Exactly reproduce the line containing "Parse this screenshot: output" together with every line after it, through the end of the entries, and give nothing more.

** Start Records provided **

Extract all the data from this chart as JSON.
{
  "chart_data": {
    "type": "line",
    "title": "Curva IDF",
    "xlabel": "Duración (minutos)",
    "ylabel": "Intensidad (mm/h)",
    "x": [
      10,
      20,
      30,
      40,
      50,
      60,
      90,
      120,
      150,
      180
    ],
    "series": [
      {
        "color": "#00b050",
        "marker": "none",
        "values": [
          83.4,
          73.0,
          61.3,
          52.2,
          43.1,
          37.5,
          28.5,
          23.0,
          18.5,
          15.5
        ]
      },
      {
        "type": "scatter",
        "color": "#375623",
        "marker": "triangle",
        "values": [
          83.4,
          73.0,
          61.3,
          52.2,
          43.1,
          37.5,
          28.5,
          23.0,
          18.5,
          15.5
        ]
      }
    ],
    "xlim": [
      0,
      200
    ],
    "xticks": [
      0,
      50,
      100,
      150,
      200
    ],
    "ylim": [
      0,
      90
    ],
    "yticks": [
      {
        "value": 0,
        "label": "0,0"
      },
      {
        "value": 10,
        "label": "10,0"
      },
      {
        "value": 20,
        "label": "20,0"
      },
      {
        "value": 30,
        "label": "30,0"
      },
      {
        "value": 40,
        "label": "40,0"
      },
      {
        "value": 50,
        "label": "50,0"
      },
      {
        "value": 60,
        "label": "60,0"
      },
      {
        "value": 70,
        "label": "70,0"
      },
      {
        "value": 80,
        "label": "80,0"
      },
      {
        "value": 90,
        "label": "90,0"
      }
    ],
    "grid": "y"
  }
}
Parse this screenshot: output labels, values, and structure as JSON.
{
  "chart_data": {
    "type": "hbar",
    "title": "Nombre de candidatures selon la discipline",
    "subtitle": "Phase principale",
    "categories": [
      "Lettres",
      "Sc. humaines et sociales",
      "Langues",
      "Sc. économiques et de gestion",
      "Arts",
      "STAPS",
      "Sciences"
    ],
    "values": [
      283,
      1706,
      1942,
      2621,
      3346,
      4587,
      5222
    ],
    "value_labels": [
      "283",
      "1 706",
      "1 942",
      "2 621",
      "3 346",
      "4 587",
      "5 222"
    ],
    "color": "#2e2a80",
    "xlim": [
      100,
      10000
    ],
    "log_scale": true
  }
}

** End Records provided **

Correct result:
Parse this screenshot: output labels, values, and structure as JSON.
{
  "chart_data": {
    "type": "hbar",
    "title": "Nombre de candidatures selon la discipline",
    "subtitle": "Phase principale",
    "categories": [
      "Lettres",
      "Sc. humaines et sociales",
      "Langues",
      "Sc. économiques et de gestion",
      "Arts",
      "STAPS",
      "Sciences"
    ],
    "values": [
      283,
      1706,
      1942,
      2621,
      3346,
      4587,
      5222
    ],
    "value_labels": [
      "283",
      "1 706",
      "1 942",
      "2 621",
      "3 346",
      "4 587",
      "5 222"
    ],
    "color": "#2e2a80",
    "xlim": [
      100,
      10000
    ],
    "log_scale": true
  }
}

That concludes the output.